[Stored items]

· · · · ·

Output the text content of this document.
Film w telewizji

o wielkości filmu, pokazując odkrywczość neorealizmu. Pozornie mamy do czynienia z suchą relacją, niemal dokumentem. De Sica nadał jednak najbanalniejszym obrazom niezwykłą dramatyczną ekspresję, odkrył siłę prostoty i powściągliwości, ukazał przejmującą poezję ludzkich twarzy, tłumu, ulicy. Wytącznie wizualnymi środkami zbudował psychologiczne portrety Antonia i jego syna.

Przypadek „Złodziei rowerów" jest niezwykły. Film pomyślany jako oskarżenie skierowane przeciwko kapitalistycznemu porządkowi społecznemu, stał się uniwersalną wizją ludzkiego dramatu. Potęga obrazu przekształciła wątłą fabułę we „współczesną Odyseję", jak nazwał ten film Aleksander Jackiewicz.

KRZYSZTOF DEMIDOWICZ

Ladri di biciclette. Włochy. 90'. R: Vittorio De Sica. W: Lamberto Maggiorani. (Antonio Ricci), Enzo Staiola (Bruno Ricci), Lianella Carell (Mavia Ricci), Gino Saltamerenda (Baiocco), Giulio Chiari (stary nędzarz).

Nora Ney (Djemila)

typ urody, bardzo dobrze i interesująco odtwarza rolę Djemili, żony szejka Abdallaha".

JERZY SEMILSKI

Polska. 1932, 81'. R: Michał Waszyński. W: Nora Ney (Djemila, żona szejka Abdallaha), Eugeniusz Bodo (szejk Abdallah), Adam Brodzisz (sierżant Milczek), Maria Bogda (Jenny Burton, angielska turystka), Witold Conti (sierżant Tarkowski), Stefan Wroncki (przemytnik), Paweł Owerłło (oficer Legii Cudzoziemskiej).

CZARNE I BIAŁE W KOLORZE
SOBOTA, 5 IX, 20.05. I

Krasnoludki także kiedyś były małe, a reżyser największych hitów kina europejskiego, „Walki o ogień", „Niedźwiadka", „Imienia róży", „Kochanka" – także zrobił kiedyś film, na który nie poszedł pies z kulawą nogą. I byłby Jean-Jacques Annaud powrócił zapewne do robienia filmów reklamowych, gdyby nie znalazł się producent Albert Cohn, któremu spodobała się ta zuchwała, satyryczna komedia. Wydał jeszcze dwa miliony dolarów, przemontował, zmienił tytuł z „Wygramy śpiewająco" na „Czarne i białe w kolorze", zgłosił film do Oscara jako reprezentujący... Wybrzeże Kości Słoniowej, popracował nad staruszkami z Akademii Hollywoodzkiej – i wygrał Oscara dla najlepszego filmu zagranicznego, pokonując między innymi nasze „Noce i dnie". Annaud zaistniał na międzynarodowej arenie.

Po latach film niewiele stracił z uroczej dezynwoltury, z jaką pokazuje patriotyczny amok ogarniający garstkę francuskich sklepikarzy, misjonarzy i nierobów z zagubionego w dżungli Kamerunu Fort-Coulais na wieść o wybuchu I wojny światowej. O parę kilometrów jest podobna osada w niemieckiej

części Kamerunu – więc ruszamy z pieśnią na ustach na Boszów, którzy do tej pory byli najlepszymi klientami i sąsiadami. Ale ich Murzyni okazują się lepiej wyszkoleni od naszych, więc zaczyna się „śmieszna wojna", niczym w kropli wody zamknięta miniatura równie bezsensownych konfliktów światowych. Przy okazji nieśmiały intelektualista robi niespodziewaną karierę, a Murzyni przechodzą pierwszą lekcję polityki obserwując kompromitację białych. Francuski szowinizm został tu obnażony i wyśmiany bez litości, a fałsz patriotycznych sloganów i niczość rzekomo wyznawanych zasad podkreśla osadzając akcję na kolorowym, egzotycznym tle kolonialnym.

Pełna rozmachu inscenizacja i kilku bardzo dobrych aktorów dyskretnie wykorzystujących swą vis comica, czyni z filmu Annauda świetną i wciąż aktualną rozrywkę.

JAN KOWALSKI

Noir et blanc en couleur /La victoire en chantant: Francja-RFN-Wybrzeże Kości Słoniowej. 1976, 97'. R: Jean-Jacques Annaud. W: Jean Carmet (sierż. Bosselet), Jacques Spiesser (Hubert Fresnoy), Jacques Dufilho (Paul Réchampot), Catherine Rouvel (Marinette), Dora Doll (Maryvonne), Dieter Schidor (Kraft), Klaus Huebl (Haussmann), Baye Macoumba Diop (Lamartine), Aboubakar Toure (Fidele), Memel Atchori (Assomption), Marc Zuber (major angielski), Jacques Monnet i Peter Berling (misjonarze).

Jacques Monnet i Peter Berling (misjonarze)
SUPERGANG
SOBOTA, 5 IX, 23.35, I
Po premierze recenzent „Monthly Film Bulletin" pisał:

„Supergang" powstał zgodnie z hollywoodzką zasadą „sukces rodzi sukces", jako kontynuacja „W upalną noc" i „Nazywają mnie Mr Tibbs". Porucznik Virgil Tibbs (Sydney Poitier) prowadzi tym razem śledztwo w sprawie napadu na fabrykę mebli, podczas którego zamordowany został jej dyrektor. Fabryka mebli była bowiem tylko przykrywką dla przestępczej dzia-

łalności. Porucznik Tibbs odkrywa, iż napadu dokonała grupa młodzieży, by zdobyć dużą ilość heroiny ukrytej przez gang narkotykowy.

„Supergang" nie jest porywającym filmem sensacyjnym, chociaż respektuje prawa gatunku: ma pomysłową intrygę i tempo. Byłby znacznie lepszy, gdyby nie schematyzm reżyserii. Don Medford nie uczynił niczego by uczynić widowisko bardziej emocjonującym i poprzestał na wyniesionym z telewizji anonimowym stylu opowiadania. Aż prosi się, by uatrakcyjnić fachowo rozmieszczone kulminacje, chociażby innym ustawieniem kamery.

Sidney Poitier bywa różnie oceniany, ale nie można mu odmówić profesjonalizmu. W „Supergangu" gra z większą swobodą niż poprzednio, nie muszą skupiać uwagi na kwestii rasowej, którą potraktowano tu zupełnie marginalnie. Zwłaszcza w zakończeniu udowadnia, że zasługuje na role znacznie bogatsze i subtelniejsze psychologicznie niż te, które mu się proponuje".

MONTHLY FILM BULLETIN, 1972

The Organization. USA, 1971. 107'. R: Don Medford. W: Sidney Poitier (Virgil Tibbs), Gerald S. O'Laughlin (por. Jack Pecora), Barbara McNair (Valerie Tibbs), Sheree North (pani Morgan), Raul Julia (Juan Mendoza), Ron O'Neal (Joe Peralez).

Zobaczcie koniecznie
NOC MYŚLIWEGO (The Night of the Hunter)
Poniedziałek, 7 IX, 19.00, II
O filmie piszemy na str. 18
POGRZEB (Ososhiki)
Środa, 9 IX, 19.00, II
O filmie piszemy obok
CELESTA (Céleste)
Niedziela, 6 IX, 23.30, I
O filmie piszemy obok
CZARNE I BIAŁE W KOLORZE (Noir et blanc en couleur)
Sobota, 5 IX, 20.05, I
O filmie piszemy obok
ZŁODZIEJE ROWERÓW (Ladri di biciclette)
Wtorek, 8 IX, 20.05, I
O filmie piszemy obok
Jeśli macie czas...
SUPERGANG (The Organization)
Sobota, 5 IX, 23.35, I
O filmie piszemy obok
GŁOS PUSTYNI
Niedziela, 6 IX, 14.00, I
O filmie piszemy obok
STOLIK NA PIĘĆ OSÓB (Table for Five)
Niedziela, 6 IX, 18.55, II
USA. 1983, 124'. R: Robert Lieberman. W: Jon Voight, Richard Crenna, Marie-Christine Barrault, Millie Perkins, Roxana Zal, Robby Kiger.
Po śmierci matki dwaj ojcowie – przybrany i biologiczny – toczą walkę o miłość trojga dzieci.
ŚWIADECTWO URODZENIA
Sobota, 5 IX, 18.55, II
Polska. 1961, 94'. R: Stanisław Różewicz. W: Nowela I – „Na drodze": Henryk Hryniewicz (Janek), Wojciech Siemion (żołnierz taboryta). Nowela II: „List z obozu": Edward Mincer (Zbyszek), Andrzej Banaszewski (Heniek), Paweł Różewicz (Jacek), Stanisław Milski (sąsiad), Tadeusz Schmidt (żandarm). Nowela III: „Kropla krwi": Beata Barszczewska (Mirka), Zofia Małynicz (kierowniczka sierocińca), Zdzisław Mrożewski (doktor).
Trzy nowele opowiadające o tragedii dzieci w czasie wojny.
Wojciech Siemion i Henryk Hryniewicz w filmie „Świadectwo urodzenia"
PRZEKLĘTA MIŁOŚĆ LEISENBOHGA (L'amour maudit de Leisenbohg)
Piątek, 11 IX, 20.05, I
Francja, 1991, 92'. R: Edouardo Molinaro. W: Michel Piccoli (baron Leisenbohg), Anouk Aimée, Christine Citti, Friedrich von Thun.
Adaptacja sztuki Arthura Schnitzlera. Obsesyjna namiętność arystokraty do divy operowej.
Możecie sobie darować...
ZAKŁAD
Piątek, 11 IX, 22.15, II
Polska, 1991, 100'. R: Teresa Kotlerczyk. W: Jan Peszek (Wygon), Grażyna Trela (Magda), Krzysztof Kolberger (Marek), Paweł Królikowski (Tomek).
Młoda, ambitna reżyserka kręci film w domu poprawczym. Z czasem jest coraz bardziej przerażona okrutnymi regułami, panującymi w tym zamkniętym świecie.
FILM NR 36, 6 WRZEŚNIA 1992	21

· · · · ·

## Brief
How many lines in the records above contain the word "Christine"? Reply with the number and nothing more.

## Solution to the problem
2